• [WRITTEN TASK]
Restate all of the entries exactly, dropping any pictures they hold.

• [MATERIAL FOR THIS TASK]
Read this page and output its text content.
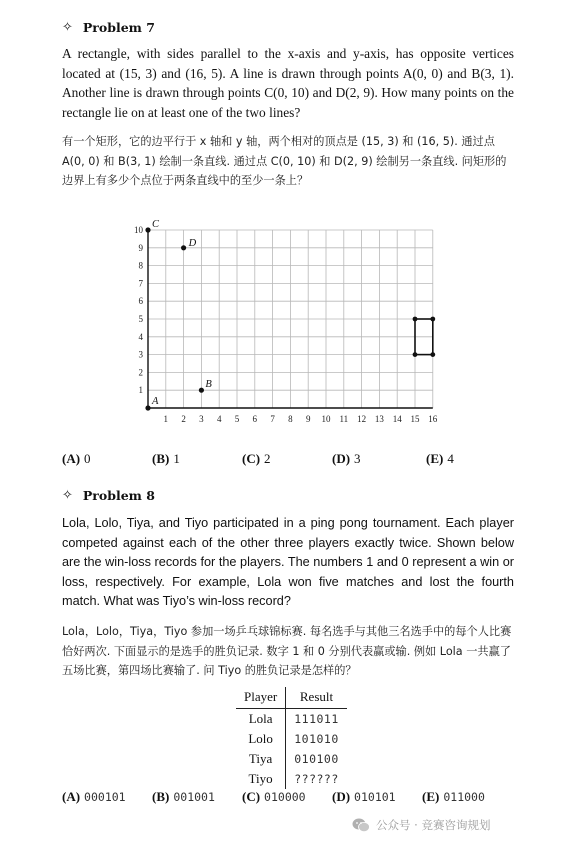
✧ Problem 7
A rectangle, with sides parallel to the x-axis and y-axis, has opposite vertices located at (15, 3) and (16, 5). A line is drawn through points A(0, 0) and B(3, 1). Another line is drawn through points C(0, 10) and D(2, 9). How many points on the rectangle lie on at least one of the two lines?
有一个矩形，它的边平行于 x 轴和 y 轴，两个相对的顶点是 (15, 3) 和 (16, 5). 通过点 A(0, 0) 和 B(3, 1) 绘制一条直线. 通过点 C(0, 10) 和 D(2, 9) 绘制另一条直线. 问矩形的边界上有多少个点位于两条直线中的至少一条上？
1 2 3 4 5 6 7 8 9 10 11 12 13 14 15 16
1
2
3
4
5
6
7
8
9
10
A
B
C
D
(A) 0	(B) 1	(C) 2	(D) 3	(E) 4
✧ Problem 8
Lola, Lolo, Tiya, and Tiyo participated in a ping pong tournament. Each player competed against each of the other three players exactly twice. Shown below are the win-loss records for the players. The numbers 1 and 0 represent a win or loss, respectively. For example, Lola won five matches and lost the fourth match. What was Tiyo’s win-loss record?
Lola，Lolo，Tiya，Tiyo 参加一场乒乓球锦标赛. 每名选手与其他三名选手中的每个人比赛恰好两次. 下面显示的是选手的胜负记录. 数字 1 和 0 分别代表赢或输. 例如 Lola 一共赢了五场比赛，第四场比赛输了. 问 Tiyo 的胜负记录是怎样的？
Player	Result
Lola	111011
Lolo	101010
Tiya	010100
Tiyo	??????
(A) 000101 (B) 001001 (C) 010000 (D) 010101 (E) 011000
公众号 · 竞赛咨询规划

• [WRITTEN RESPONSE]
Read this page and output its text content.
✧ Problem 7
A rectangle, with sides parallel to the x-axis and y-axis, has opposite vertices located at (15, 3) and (16, 5). A line is drawn through points A(0, 0) and B(3, 1). Another line is drawn through points C(0, 10) and D(2, 9). How many points on the rectangle lie on at least one of the two lines?
有一个矩形，它的边平行于 x 轴和 y 轴，两个相对的顶点是 (15, 3) 和 (16, 5). 通过点 A(0, 0) 和 B(3, 1) 绘制一条直线. 通过点 C(0, 10) 和 D(2, 9) 绘制另一条直线. 问矩形的边界上有多少个点位于两条直线中的至少一条上？
1 2 3 4 5 6 7 8 9 10 11 12 13 14 15 16
1
2
3
4
5
6
7
8
9
10
A
B
C
D
(A) 0	(B) 1	(C) 2	(D) 3	(E) 4
✧ Problem 8
Lola, Lolo, Tiya, and Tiyo participated in a ping pong tournament. Each player competed against each of the other three players exactly twice. Shown below are the win-loss records for the players. The numbers 1 and 0 represent a win or loss, respectively. For example, Lola won five matches and lost the fourth match. What was Tiyo’s win-loss record?
Lola，Lolo，Tiya，Tiyo 参加一场乒乓球锦标赛. 每名选手与其他三名选手中的每个人比赛恰好两次. 下面显示的是选手的胜负记录. 数字 1 和 0 分别代表赢或输. 例如 Lola 一共赢了五场比赛，第四场比赛输了. 问 Tiyo 的胜负记录是怎样的？
Player	Result
Lola	111011
Lolo	101010
Tiya	010100
Tiyo	??????
(A) 000101 (B) 001001 (C) 010000 (D) 010101 (E) 011000
公众号 · 竞赛咨询规划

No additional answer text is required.